Set task -> Return the listing below unchanged, minus its pictures.
* * * * * * *
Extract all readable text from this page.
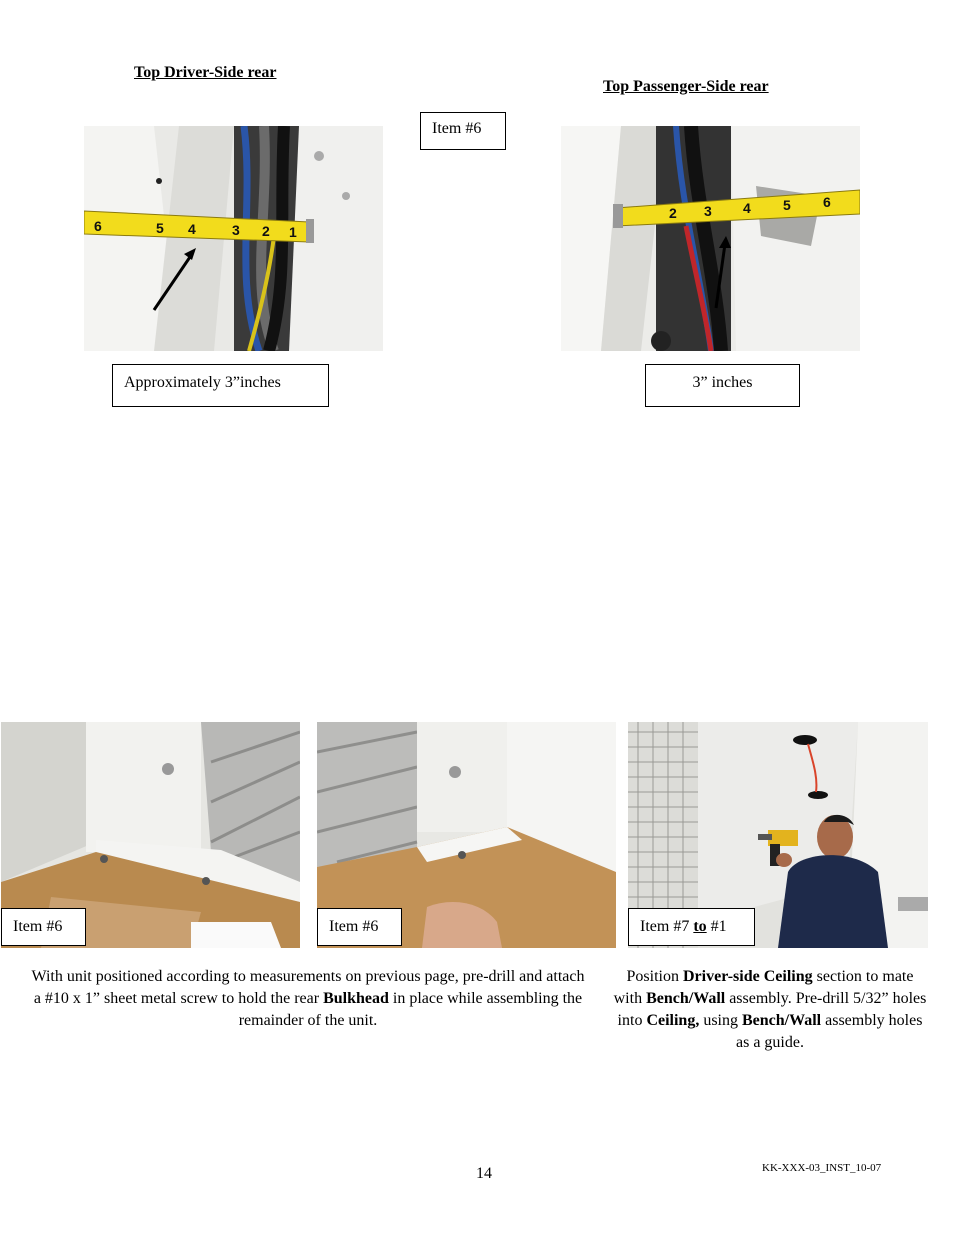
Top Driver-Side rear
Top Passenger-Side rear
Item #6
6	5 4	3 2 1
2 3 4 5 6
Approximately 3”inches	3” inches
Item #6	Item #6	Item #7 to #1
With unit positioned according to measurements on previous page, pre-drill and attach a #10 x 1” sheet metal screw to hold the rear Bulkhead in place while assembling the remainder of the unit.
Position Driver-side Ceiling section to mate with Bench/Wall assembly. Pre-drill 5/32” holes into Ceiling, using Bench/Wall assembly holes as a guide.
14	KK-XXX-03_INST_10-07
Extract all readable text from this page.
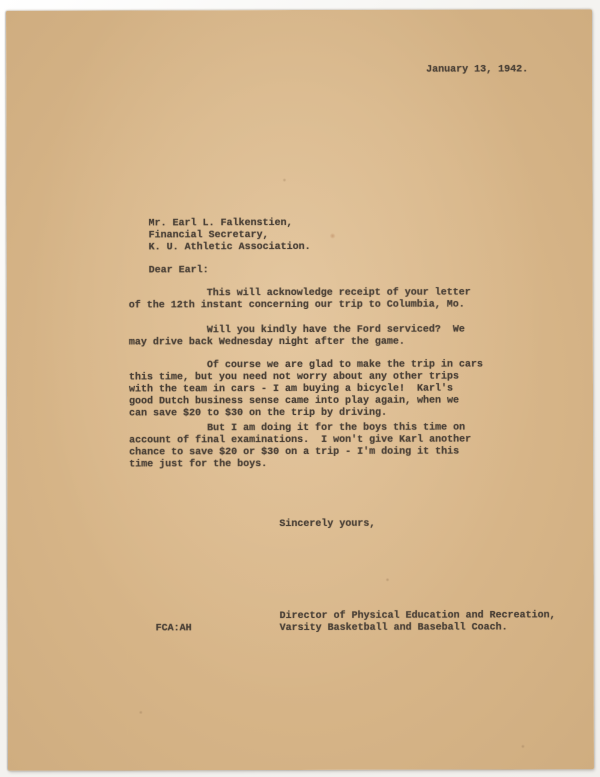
January 13, 1942.
Mr. Earl L. Falkenstien,
Financial Secretary,
K. U. Athletic Association.
Dear Earl:
This will acknowledge receipt of your letter
of the 12th instant concerning our trip to Columbia, Mo.
Will you kindly have the Ford serviced?  We
may drive back Wednesday night after the game.
Of course we are glad to make the trip in cars
this time, but you need not worry about any other trips
with the team in cars - I am buying a bicycle!  Karl's
good Dutch business sense came into play again, when we
can save $20 to $30 on the trip by driving.
But I am doing it for the boys this time on
account of final examinations.  I won't give Karl another
chance to save $20 or $30 on a trip - I'm doing it this
time just for the boys.
Sincerely yours,
Director of Physical Education and Recreation,
Varsity Basketball and Baseball Coach.
FCA:AH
* * * * * * *
Result for this exercise ->
Extract all readable text from this page.
Top Driver-Side rear
Top Passenger-Side rear
Item #6
6	5 4	3 2 1
2 3 4 5 6
Approximately 3”inches	3” inches
Item #6	Item #6	Item #7 to #1
With unit positioned according to measurements on previous page, pre-drill and attach a #10 x 1” sheet metal screw to hold the rear Bulkhead in place while assembling the remainder of the unit.
Position Driver-side Ceiling section to mate with Bench/Wall assembly. Pre-drill 5/32” holes into Ceiling, using Bench/Wall assembly holes as a guide.
14	KK-XXX-03_INST_10-07
Extract all readable text from this page.
January 13, 1942.
Mr. Earl L. Falkenstien,
Financial Secretary,
K. U. Athletic Association.
Dear Earl:
This will acknowledge receipt of your letter
of the 12th instant concerning our trip to Columbia, Mo.
Will you kindly have the Ford serviced?  We
may drive back Wednesday night after the game.
Of course we are glad to make the trip in cars
this time, but you need not worry about any other trips
with the team in cars - I am buying a bicycle!  Karl's
good Dutch business sense came into play again, when we
can save $20 to $30 on the trip by driving.
But I am doing it for the boys this time on
account of final examinations.  I won't give Karl another
chance to save $20 or $30 on a trip - I'm doing it this
time just for the boys.
Sincerely yours,
Director of Physical Education and Recreation,
Varsity Basketball and Baseball Coach.
FCA:AH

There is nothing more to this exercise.